» **INPUT RECORDS**
+++++
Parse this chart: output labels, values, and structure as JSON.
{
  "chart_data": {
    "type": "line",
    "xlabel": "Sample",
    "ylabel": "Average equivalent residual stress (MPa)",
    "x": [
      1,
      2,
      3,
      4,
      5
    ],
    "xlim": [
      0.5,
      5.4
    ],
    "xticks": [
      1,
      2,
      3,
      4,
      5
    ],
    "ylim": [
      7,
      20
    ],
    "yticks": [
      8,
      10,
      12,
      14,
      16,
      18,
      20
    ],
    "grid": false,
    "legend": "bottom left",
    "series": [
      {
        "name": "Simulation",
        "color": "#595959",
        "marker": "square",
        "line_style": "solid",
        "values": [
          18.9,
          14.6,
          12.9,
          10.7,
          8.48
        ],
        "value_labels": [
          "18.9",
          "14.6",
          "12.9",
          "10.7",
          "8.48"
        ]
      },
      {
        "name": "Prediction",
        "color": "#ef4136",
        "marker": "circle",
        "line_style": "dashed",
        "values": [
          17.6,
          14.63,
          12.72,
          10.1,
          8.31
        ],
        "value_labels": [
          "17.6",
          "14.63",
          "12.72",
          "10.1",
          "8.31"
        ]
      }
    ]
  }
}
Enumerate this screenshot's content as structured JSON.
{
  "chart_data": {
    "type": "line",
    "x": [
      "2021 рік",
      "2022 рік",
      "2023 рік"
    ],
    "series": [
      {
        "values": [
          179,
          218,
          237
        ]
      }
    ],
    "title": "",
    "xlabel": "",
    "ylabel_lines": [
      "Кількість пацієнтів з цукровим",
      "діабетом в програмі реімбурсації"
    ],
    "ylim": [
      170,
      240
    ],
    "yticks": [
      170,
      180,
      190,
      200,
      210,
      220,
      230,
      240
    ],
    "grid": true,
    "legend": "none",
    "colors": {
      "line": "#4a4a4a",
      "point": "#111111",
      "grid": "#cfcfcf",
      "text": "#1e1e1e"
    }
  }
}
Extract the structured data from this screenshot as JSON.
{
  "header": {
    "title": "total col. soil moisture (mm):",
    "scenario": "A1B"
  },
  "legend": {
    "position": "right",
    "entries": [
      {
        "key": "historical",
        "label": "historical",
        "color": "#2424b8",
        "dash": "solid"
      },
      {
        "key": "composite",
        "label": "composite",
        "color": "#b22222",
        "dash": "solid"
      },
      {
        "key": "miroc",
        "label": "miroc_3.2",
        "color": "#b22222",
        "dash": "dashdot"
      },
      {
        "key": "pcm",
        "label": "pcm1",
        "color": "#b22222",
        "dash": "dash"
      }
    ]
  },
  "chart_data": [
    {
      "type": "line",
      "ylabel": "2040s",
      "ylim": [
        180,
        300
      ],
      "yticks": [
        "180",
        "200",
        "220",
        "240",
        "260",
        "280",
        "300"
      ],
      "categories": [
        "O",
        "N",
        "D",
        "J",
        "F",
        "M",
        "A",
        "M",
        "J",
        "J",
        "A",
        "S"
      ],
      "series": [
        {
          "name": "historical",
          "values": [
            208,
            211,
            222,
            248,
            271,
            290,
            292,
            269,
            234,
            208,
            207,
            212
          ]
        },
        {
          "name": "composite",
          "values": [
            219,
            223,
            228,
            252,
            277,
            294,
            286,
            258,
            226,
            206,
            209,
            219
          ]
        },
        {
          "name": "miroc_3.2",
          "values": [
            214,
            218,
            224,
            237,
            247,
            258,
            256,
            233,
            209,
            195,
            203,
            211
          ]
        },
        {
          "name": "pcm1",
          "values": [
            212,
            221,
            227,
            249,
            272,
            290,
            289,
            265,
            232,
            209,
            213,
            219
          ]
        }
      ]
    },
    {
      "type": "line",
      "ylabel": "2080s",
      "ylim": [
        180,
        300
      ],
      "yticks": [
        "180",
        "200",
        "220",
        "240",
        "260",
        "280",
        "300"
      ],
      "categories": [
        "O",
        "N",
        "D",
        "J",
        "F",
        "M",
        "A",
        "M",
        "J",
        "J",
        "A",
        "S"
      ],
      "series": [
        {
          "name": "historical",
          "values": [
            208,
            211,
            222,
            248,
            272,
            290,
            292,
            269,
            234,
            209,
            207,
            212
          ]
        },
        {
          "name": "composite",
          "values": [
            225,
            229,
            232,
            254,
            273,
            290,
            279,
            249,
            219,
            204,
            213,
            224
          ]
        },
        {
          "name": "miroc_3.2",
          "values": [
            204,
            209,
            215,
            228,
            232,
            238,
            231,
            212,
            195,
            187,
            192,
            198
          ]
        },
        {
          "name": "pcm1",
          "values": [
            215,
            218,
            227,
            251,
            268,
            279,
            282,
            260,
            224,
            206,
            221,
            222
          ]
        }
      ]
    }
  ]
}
+++++
» **WORK TO COMPLETE**
Copy each entry exactly, with nothing added or dropped.

» **RESPONSE TO THE TASK**
Parse this chart: output labels, values, and structure as JSON.
{
  "chart_data": {
    "type": "line",
    "xlabel": "Sample",
    "ylabel": "Average equivalent residual stress (MPa)",
    "x": [
      1,
      2,
      3,
      4,
      5
    ],
    "xlim": [
      0.5,
      5.4
    ],
    "xticks": [
      1,
      2,
      3,
      4,
      5
    ],
    "ylim": [
      7,
      20
    ],
    "yticks": [
      8,
      10,
      12,
      14,
      16,
      18,
      20
    ],
    "grid": false,
    "legend": "bottom left",
    "series": [
      {
        "name": "Simulation",
        "color": "#595959",
        "marker": "square",
        "line_style": "solid",
        "values": [
          18.9,
          14.6,
          12.9,
          10.7,
          8.48
        ],
        "value_labels": [
          "18.9",
          "14.6",
          "12.9",
          "10.7",
          "8.48"
        ]
      },
      {
        "name": "Prediction",
        "color": "#ef4136",
        "marker": "circle",
        "line_style": "dashed",
        "values": [
          17.6,
          14.63,
          12.72,
          10.1,
          8.31
        ],
        "value_labels": [
          "17.6",
          "14.63",
          "12.72",
          "10.1",
          "8.31"
        ]
      }
    ]
  }
}
Enumerate this screenshot's content as structured JSON.
{
  "chart_data": {
    "type": "line",
    "x": [
      "2021 рік",
      "2022 рік",
      "2023 рік"
    ],
    "series": [
      {
        "values": [
          179,
          218,
          237
        ]
      }
    ],
    "title": "",
    "xlabel": "",
    "ylabel_lines": [
      "Кількість пацієнтів з цукровим",
      "діабетом в програмі реімбурсації"
    ],
    "ylim": [
      170,
      240
    ],
    "yticks": [
      170,
      180,
      190,
      200,
      210,
      220,
      230,
      240
    ],
    "grid": true,
    "legend": "none",
    "colors": {
      "line": "#4a4a4a",
      "point": "#111111",
      "grid": "#cfcfcf",
      "text": "#1e1e1e"
    }
  }
}
Extract the structured data from this screenshot as JSON.
{
  "header": {
    "title": "total col. soil moisture (mm):",
    "scenario": "A1B"
  },
  "legend": {
    "position": "right",
    "entries": [
      {
        "key": "historical",
        "label": "historical",
        "color": "#2424b8",
        "dash": "solid"
      },
      {
        "key": "composite",
        "label": "composite",
        "color": "#b22222",
        "dash": "solid"
      },
      {
        "key": "miroc",
        "label": "miroc_3.2",
        "color": "#b22222",
        "dash": "dashdot"
      },
      {
        "key": "pcm",
        "label": "pcm1",
        "color": "#b22222",
        "dash": "dash"
      }
    ]
  },
  "chart_data": [
    {
      "type": "line",
      "ylabel": "2040s",
      "ylim": [
        180,
        300
      ],
      "yticks": [
        "180",
        "200",
        "220",
        "240",
        "260",
        "280",
        "300"
      ],
      "categories": [
        "O",
        "N",
        "D",
        "J",
        "F",
        "M",
        "A",
        "M",
        "J",
        "J",
        "A",
        "S"
      ],
      "series": [
        {
          "name": "historical",
          "values": [
            208,
            211,
            222,
            248,
            271,
            290,
            292,
            269,
            234,
            208,
            207,
            212
          ]
        },
        {
          "name": "composite",
          "values": [
            219,
            223,
            228,
            252,
            277,
            294,
            286,
            258,
            226,
            206,
            209,
            219
          ]
        },
        {
          "name": "miroc_3.2",
          "values": [
            214,
            218,
            224,
            237,
            247,
            258,
            256,
            233,
            209,
            195,
            203,
            211
          ]
        },
        {
          "name": "pcm1",
          "values": [
            212,
            221,
            227,
            249,
            272,
            290,
            289,
            265,
            232,
            209,
            213,
            219
          ]
        }
      ]
    },
    {
      "type": "line",
      "ylabel": "2080s",
      "ylim": [
        180,
        300
      ],
      "yticks": [
        "180",
        "200",
        "220",
        "240",
        "260",
        "280",
        "300"
      ],
      "categories": [
        "O",
        "N",
        "D",
        "J",
        "F",
        "M",
        "A",
        "M",
        "J",
        "J",
        "A",
        "S"
      ],
      "series": [
        {
          "name": "historical",
          "values": [
            208,
            211,
            222,
            248,
            272,
            290,
            292,
            269,
            234,
            209,
            207,
            212
          ]
        },
        {
          "name": "composite",
          "values": [
            225,
            229,
            232,
            254,
            273,
            290,
            279,
            249,
            219,
            204,
            213,
            224
          ]
        },
        {
          "name": "miroc_3.2",
          "values": [
            204,
            209,
            215,
            228,
            232,
            238,
            231,
            212,
            195,
            187,
            192,
            198
          ]
        },
        {
          "name": "pcm1",
          "values": [
            215,
            218,
            227,
            251,
            268,
            279,
            282,
            260,
            224,
            206,
            221,
            222
          ]
        }
      ]
    }
  ]
}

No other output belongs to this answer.